_Dataset excerpts:_
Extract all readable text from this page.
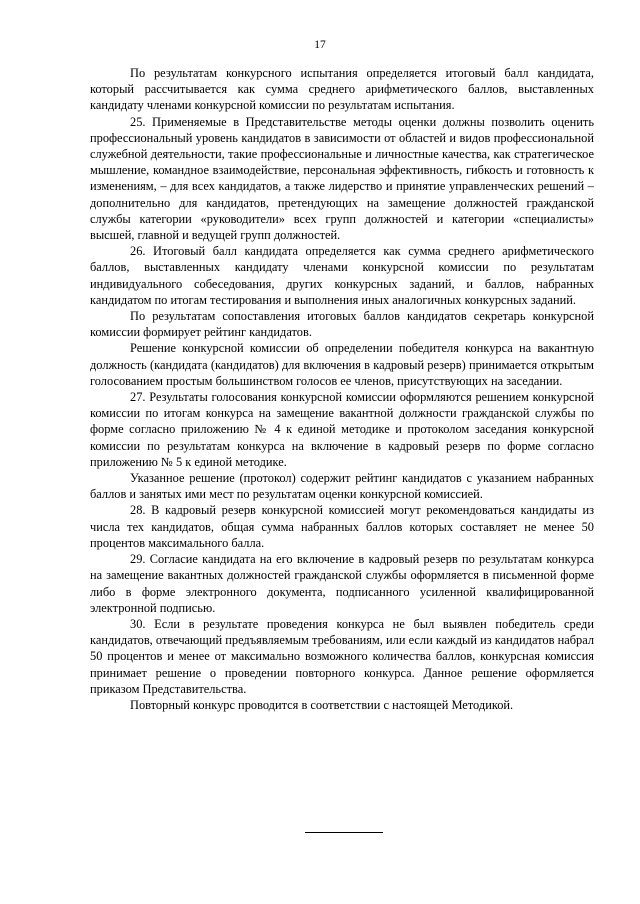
17

По результатам конкурсного испытания определяется итоговый балл кандидата, который рассчитывается как сумма среднего арифметического баллов, выставленных кандидату членами конкурсной комиссии по результатам испытания.

25. Применяемые в Представительстве методы оценки должны позволить оценить профессиональный уровень кандидатов в зависимости от областей и видов профессиональной служебной деятельности, такие профессиональные и личностные качества, как стратегическое мышление, командное взаимодействие, персональная эффективность, гибкость и готовность к изменениям, – для всех кандидатов, а также лидерство и принятие управленческих решений – дополнительно для кандидатов, претендующих на замещение должностей гражданской службы категории «руководители» всех групп должностей и категории «специалисты» высшей, главной и ведущей групп должностей.

26. Итоговый балл кандидата определяется как сумма среднего арифметического баллов, выставленных кандидату членами конкурсной комиссии по результатам индивидуального собеседования, других конкурсных заданий, и баллов, набранных кандидатом по итогам тестирования и выполнения иных аналогичных конкурсных заданий.

По результатам сопоставления итоговых баллов кандидатов секретарь конкурсной комиссии формирует рейтинг кандидатов.

Решение конкурсной комиссии об определении победителя конкурса на вакантную должность (кандидата (кандидатов) для включения в кадровый резерв) принимается открытым голосованием простым большинством голосов ее членов, присутствующих на заседании.

27. Результаты голосования конкурсной комиссии оформляются решением конкурсной комиссии по итогам конкурса на замещение вакантной должности гражданской службы по форме согласно приложению № 4 к единой методике и протоколом заседания конкурсной комиссии по результатам конкурса на включение в кадровый резерв по форме согласно приложению № 5 к единой методике.

Указанное решение (протокол) содержит рейтинг кандидатов с указанием набранных баллов и занятых ими мест по результатам оценки конкурсной комиссией.

28. В кадровый резерв конкурсной комиссией могут рекомендоваться кандидаты из числа тех кандидатов, общая сумма набранных баллов которых составляет не менее 50 процентов максимального балла.

29. Согласие кандидата на его включение в кадровый резерв по результатам конкурса на замещение вакантных должностей гражданской службы оформляется в письменной форме либо в форме электронного документа, подписанного усиленной квалифицированной электронной подписью.

30. Если в результате проведения конкурса не был выявлен победитель среди кандидатов, отвечающий предъявляемым требованиям, или если каждый из кандидатов набрал 50 процентов и менее от максимально возможного количества баллов, конкурсная комиссия принимает решение о проведении повторного конкурса. Данное решение оформляется приказом Представительства.

Повторный конкурс проводится в соответствии с настоящей Методикой.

_What you need to do:_ For this exercise, gather every line of the data that contains the word "должностей".

_Reply:_
25. Применяемые в Представительстве методы оценки должны позволить оценить профессиональный уровень кандидатов в зависимости от областей и видов профессиональной служебной деятельности, такие профессиональные и личностные качества, как стратегическое мышление, командное взаимодействие, персональная эффективность, гибкость и готовность к изменениям, – для всех кандидатов, а также лидерство и принятие управленческих решений – дополнительно для кандидатов, претендующих на замещение должностей гражданской службы категории «руководители» всех групп должностей и категории «специалисты» высшей, главной и ведущей групп должностей.
29. Согласие кандидата на его включение в кадровый резерв по результатам конкурса на замещение вакантных должностей гражданской службы оформляется в письменной форме либо в форме электронного документа, подписанного усиленной квалифицированной электронной подписью.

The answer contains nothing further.